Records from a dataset
——————————

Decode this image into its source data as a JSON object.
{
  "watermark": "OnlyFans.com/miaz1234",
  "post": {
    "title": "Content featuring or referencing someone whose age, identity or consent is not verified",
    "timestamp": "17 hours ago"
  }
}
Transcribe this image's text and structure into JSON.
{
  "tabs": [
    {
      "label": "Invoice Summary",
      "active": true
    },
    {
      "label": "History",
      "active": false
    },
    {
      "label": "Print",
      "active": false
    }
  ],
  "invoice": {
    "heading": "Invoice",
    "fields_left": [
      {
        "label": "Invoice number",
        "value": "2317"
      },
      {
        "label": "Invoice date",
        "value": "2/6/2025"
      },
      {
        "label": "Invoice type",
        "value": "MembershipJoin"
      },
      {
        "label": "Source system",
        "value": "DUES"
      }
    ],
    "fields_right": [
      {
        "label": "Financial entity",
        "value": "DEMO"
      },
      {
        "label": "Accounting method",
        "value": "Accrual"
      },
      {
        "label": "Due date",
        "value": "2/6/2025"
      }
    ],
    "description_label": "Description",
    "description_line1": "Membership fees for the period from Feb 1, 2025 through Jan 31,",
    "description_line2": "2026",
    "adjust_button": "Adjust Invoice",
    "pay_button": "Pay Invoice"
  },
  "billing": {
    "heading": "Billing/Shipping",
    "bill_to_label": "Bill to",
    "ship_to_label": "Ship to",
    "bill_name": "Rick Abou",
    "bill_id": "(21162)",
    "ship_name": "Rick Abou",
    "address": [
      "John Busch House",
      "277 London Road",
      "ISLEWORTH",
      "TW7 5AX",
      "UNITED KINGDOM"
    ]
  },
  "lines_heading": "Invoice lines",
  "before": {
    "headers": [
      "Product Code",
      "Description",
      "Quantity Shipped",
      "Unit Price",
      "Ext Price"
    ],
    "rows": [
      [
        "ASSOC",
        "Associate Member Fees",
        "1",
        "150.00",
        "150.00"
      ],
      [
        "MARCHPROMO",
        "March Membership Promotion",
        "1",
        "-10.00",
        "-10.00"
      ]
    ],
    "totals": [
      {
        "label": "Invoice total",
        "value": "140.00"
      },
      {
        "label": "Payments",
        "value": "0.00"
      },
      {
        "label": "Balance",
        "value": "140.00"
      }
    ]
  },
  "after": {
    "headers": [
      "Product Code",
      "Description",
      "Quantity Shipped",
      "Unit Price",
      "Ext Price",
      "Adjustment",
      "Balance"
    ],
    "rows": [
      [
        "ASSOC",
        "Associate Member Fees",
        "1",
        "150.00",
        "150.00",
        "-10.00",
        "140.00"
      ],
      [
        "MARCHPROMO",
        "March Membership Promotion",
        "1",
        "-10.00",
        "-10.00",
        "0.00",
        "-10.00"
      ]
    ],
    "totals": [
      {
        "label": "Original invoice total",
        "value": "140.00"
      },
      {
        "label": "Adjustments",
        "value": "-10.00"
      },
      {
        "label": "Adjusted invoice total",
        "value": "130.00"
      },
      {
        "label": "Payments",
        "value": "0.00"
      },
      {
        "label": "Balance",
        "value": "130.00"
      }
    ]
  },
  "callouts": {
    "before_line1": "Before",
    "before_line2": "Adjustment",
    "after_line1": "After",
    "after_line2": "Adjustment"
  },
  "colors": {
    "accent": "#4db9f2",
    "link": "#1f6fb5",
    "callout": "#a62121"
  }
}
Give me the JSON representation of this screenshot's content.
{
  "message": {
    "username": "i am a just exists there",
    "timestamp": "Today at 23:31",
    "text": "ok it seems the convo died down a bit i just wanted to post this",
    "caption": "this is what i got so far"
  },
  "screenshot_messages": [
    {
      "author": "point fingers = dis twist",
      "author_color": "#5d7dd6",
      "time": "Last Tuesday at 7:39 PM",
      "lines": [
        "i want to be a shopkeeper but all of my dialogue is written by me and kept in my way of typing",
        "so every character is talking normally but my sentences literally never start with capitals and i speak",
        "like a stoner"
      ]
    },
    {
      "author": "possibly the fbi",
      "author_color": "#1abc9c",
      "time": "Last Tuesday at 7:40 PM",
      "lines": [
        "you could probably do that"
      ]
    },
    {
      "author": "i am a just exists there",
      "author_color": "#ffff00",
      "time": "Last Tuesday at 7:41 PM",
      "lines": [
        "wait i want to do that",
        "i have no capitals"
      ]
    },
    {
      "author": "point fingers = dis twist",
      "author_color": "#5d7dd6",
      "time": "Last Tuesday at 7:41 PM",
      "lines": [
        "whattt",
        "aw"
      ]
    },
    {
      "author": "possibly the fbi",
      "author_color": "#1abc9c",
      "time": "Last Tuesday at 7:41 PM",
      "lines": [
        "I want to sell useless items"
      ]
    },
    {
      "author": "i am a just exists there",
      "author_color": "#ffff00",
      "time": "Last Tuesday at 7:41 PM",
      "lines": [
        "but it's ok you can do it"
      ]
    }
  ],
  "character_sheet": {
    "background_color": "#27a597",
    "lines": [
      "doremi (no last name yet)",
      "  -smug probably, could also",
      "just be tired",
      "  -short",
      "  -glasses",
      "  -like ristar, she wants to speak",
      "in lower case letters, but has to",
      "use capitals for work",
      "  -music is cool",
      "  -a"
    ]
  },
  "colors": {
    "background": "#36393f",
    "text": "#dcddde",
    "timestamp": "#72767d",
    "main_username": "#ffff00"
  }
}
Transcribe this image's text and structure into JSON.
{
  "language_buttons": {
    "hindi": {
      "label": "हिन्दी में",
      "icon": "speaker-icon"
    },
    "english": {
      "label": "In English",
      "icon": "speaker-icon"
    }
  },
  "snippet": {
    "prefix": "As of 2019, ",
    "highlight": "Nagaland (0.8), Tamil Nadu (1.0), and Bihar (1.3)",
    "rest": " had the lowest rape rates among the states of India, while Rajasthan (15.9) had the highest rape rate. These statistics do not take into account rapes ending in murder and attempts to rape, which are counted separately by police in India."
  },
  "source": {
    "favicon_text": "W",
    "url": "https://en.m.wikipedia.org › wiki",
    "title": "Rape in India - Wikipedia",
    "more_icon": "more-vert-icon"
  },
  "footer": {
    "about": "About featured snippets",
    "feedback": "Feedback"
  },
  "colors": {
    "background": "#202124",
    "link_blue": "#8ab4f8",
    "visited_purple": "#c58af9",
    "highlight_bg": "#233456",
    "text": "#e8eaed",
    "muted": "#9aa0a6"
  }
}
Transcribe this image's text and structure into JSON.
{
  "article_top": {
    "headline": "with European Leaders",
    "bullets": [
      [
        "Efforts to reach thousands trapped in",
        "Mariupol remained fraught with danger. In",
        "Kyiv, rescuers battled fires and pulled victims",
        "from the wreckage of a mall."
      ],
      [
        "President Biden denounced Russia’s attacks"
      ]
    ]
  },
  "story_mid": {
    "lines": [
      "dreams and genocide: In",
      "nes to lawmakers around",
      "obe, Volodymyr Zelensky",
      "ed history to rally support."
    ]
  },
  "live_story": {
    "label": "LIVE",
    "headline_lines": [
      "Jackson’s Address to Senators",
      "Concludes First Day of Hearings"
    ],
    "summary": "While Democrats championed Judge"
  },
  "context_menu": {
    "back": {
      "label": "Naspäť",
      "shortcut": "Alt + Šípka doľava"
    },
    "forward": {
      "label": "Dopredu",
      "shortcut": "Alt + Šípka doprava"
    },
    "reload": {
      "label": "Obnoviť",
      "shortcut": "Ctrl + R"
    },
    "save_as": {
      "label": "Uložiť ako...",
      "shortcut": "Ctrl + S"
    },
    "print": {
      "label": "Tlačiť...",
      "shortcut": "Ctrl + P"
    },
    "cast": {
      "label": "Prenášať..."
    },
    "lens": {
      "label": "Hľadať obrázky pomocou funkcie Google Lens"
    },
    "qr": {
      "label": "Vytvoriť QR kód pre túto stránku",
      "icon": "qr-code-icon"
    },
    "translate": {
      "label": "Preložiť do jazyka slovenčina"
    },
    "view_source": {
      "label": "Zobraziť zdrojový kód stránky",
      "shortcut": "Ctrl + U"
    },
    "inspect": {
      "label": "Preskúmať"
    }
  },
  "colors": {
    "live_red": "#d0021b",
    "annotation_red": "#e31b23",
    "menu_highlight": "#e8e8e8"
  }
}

——————————

▸ **TASK PROMPT**:
Show all lines above holding "Price".

▸ **EXPECTED ANSWER**:
      "Unit Price",
      "Ext Price"
      "Unit Price",
      "Ext Price",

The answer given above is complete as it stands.